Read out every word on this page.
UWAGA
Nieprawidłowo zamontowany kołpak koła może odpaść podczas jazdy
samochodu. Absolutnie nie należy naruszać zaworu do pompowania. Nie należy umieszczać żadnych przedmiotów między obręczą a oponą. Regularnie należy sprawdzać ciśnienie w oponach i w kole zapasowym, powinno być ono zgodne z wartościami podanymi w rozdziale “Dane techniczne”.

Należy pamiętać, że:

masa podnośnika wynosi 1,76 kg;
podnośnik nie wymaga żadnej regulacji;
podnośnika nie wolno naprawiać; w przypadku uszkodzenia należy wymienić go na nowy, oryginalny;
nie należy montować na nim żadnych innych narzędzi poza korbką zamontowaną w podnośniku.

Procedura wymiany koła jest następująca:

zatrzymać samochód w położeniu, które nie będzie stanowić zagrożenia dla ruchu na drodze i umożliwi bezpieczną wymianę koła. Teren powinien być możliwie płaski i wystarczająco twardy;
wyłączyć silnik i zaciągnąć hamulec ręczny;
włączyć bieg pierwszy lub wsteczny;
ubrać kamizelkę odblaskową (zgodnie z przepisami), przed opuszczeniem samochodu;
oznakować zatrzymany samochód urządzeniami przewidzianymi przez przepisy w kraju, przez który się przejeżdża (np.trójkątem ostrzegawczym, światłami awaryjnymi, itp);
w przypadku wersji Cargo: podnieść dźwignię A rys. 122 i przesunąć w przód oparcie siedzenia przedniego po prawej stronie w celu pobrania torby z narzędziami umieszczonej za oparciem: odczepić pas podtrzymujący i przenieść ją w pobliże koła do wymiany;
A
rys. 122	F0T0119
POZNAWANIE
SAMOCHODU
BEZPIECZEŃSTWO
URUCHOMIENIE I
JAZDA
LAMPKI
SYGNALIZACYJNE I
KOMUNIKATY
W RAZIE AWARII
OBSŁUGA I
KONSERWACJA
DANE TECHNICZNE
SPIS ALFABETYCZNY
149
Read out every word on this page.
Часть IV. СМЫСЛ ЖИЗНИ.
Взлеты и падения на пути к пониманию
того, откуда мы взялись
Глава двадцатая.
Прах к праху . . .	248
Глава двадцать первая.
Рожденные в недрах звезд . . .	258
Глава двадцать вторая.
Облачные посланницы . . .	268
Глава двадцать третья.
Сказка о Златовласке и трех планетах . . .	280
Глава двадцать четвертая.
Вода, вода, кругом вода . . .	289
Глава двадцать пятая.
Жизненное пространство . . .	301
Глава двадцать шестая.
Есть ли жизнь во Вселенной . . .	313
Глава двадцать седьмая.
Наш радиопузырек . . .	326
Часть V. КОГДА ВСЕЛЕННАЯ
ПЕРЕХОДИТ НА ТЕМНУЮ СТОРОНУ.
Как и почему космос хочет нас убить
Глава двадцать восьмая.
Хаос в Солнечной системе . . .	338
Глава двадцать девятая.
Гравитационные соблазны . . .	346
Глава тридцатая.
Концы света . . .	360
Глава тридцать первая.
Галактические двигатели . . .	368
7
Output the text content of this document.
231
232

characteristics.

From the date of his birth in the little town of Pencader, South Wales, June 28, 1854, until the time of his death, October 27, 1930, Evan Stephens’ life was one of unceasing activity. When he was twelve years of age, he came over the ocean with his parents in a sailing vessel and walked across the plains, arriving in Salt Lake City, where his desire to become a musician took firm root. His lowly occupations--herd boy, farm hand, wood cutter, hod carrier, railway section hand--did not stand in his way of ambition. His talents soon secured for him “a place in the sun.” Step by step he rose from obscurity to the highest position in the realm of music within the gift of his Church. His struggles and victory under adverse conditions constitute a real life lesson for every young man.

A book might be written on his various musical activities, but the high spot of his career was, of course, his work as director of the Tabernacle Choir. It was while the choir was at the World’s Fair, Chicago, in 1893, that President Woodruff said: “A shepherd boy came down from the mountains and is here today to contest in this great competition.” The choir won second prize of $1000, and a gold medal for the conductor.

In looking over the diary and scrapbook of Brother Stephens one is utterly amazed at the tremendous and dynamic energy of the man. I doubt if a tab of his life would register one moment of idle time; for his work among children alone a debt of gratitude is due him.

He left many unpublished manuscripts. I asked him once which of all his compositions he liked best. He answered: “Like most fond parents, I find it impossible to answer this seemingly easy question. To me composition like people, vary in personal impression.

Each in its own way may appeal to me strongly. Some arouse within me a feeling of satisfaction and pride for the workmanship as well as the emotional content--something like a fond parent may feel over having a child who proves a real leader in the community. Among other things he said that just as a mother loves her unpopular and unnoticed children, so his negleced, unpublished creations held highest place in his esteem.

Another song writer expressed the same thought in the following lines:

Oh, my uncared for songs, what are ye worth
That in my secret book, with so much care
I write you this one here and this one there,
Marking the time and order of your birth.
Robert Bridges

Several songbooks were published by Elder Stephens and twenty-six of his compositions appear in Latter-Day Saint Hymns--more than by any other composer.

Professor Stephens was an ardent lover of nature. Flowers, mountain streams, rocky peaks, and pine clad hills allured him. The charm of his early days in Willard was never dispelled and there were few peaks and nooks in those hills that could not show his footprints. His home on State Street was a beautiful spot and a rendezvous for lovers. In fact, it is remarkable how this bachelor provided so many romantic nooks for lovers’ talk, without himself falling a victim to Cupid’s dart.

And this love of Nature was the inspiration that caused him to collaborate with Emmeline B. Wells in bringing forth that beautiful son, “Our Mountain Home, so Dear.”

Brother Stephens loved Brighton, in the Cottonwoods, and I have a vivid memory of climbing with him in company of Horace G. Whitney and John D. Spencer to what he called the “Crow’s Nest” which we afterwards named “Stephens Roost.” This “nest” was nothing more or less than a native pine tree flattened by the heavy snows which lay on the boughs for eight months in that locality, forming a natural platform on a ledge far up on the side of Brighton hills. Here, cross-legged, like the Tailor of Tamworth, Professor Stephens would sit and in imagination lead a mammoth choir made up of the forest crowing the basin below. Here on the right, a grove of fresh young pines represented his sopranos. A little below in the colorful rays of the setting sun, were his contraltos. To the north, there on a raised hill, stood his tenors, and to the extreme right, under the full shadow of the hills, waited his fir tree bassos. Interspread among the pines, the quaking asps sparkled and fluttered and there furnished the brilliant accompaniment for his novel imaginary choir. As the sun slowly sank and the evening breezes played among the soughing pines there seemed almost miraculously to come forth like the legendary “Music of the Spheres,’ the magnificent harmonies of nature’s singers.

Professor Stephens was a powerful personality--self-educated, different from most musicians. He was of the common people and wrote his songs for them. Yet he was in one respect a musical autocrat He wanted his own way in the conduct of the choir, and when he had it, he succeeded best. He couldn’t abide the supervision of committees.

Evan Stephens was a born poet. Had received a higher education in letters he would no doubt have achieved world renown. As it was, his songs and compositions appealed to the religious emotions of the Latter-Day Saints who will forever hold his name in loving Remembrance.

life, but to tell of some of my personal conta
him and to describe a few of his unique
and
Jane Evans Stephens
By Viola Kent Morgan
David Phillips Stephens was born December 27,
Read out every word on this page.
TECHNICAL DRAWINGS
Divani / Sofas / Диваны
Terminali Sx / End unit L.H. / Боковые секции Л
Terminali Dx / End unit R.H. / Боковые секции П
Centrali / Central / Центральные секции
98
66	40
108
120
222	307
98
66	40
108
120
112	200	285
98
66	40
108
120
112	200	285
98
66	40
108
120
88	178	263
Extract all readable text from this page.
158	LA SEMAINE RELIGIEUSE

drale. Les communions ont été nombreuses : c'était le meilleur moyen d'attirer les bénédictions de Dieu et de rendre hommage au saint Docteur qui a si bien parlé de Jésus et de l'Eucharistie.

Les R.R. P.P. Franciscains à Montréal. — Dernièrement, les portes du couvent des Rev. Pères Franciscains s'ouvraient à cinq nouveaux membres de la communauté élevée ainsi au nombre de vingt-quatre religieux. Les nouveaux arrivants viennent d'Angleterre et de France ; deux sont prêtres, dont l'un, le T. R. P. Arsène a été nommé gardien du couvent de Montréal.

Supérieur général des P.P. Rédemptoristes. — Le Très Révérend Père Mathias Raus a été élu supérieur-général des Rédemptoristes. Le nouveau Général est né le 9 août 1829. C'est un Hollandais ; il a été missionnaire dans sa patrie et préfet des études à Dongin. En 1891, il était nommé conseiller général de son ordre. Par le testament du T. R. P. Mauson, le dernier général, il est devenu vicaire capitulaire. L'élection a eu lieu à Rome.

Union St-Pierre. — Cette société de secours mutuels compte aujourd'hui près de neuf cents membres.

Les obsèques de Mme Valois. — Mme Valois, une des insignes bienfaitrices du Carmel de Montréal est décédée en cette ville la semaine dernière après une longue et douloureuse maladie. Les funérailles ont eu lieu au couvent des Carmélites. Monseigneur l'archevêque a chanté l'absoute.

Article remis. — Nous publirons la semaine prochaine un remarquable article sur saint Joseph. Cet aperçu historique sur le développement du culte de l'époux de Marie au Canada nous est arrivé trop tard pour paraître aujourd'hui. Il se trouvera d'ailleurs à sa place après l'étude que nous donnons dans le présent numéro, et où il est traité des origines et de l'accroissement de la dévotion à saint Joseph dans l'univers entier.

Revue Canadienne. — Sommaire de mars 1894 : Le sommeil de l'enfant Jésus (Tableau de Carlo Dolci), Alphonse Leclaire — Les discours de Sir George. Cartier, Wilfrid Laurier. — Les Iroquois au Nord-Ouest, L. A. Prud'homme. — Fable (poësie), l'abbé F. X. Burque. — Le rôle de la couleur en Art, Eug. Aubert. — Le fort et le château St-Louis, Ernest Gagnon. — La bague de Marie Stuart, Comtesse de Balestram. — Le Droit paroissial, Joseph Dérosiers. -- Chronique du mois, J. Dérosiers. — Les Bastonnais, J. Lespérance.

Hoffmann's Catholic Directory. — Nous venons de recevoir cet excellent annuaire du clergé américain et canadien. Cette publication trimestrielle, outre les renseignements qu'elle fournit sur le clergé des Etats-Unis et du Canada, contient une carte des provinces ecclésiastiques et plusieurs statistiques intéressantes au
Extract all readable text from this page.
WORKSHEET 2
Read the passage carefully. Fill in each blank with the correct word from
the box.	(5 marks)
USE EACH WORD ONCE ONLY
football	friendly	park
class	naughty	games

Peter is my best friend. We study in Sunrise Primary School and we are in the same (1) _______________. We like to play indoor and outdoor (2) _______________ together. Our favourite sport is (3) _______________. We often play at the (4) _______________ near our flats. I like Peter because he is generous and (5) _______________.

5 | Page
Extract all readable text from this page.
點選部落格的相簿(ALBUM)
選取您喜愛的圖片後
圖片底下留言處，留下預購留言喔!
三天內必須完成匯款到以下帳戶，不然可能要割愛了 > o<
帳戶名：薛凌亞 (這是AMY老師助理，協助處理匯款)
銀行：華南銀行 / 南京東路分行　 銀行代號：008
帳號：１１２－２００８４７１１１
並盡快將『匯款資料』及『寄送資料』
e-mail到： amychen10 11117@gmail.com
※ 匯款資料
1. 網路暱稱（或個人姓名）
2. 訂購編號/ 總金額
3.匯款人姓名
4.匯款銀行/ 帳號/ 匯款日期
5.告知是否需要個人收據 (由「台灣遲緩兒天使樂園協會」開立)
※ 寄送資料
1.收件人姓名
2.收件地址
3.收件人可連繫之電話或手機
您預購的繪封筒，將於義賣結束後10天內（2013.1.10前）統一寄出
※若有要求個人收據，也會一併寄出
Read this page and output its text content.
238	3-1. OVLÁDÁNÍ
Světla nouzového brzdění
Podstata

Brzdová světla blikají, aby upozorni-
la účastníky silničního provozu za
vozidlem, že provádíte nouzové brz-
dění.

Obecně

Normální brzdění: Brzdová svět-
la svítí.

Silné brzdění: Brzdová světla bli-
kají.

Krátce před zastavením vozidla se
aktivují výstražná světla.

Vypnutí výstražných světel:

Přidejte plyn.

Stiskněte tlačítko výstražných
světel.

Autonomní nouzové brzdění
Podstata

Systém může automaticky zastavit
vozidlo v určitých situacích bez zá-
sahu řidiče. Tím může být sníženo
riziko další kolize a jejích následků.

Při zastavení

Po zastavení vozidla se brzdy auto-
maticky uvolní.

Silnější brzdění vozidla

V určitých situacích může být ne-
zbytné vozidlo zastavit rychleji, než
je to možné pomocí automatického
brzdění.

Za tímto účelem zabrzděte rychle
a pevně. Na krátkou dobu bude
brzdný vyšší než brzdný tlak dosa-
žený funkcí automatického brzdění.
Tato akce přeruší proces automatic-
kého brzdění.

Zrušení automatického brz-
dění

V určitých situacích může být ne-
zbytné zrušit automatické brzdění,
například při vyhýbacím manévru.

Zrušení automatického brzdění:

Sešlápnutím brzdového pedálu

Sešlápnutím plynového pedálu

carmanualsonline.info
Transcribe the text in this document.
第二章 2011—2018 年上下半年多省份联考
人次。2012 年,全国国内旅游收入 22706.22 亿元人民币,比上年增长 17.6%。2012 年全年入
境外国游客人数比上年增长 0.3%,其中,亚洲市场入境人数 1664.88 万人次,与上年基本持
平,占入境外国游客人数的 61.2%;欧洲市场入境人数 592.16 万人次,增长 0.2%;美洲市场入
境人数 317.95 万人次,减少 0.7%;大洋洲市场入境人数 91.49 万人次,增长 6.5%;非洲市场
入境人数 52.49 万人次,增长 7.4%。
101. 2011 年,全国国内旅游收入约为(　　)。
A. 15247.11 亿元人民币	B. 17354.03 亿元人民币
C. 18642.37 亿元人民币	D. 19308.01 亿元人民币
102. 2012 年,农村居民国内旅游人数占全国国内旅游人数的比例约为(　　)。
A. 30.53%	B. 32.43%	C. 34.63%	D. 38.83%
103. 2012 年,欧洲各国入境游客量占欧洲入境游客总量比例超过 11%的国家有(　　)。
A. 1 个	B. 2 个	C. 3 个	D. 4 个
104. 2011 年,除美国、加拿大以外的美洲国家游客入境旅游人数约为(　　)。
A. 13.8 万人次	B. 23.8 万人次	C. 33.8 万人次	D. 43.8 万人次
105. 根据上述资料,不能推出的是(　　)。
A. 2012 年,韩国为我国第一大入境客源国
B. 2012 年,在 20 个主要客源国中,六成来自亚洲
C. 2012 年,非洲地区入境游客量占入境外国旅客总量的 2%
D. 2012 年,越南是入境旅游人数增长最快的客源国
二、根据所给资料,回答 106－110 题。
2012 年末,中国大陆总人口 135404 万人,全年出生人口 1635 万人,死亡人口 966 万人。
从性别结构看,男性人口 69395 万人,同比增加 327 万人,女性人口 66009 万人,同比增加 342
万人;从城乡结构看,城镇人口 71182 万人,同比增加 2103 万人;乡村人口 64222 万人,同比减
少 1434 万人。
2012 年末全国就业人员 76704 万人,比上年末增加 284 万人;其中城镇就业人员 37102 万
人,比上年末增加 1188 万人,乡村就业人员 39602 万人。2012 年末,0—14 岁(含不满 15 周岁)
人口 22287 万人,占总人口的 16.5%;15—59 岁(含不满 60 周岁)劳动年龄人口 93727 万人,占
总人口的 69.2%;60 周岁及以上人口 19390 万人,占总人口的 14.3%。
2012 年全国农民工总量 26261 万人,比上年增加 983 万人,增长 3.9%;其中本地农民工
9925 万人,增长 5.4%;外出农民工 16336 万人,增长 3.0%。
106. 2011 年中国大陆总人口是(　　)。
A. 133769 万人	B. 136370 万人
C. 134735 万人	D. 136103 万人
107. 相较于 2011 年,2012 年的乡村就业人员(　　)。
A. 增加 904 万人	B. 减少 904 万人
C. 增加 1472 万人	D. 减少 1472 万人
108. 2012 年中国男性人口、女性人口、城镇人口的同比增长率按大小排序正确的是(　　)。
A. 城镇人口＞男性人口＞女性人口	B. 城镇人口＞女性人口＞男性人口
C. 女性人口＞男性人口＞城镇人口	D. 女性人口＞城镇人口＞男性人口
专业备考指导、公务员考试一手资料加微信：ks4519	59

****************************************

| EXERCISE TASK |
In the entries above, find every line with the word "musical" and list it.

| SOLUTION FOR THIS EXERCISE |
A book might be written on his various musical activities, but the high spot of his career was, of course, his work as director of the Tabernacle Choir. It was while the choir was at the World’s Fair, Chicago, in 1893, that President Woodruff said: “A shepherd boy came down from the mountains and is here today to contest in this great competition.” The choir won second prize of $1000, and a gold medal for the conductor.
Professor Stephens was a powerful personality--self-educated, different from most musicians. He was of the common people and wrote his songs for them. Yet he was in one respect a musical autocrat He wanted his own way in the conduct of the choir, and when he had it, he succeeded best. He couldn’t abide the supervision of committees.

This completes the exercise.